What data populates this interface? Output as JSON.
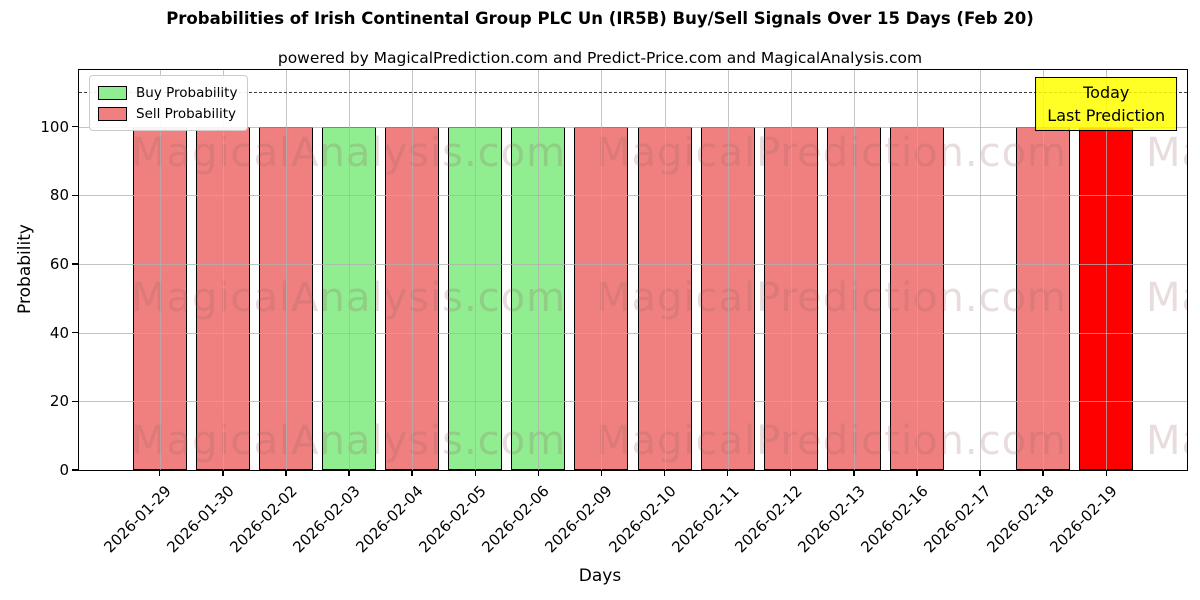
{
  "chart_data": {
    "type": "bar",
    "title": "Probabilities of Irish Continental Group PLC Un (IR5B) Buy/Sell Signals Over 15 Days (Feb 20)",
    "subtitle": "powered by MagicalPrediction.com and Predict-Price.com and MagicalAnalysis.com",
    "xlabel": "Days",
    "ylabel": "Probability",
    "ylim": [
      0,
      116.5
    ],
    "yticks": [
      0,
      20,
      40,
      60,
      80,
      100
    ],
    "grid": true,
    "threshold_line": 110,
    "categories": [
      "2026-01-29",
      "2026-01-30",
      "2026-02-02",
      "2026-02-03",
      "2026-02-04",
      "2026-02-05",
      "2026-02-06",
      "2026-02-09",
      "2026-02-10",
      "2026-02-11",
      "2026-02-12",
      "2026-02-13",
      "2026-02-16",
      "2026-02-17",
      "2026-02-18",
      "2026-02-19"
    ],
    "values": [
      100,
      100,
      100,
      100,
      100,
      100,
      100,
      100,
      100,
      100,
      100,
      100,
      100,
      0,
      100,
      100
    ],
    "bar_types": [
      "sell",
      "sell",
      "sell",
      "buy",
      "sell",
      "buy",
      "buy",
      "sell",
      "sell",
      "sell",
      "sell",
      "sell",
      "sell",
      "none",
      "sell",
      "today"
    ],
    "colors": {
      "buy": "#90ee90",
      "sell": "#f08080",
      "today": "#ff0000"
    },
    "legend": {
      "position": "upper left",
      "items": [
        {
          "label": "Buy Probability",
          "color": "#90ee90"
        },
        {
          "label": "Sell Probability",
          "color": "#f08080"
        }
      ]
    },
    "annotation": {
      "line1": "Today",
      "line2": "Last Prediction",
      "bg_color": "#ffff00",
      "category_index": 15
    },
    "watermarks": {
      "left_text": "MagicalAnalysis.com",
      "right_text": "MagicalPrediction.com"
    }
  }
}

----------

EXERCISE GOAL. Look over the listing. Pull out every line with the string "MagicalPrediction" in it.

SOLUTION FOR THIS TASK.
    "subtitle": "powered by MagicalPrediction.com and Predict-Price.com and MagicalAnalysis.com",
      "right_text": "MagicalPrediction.com"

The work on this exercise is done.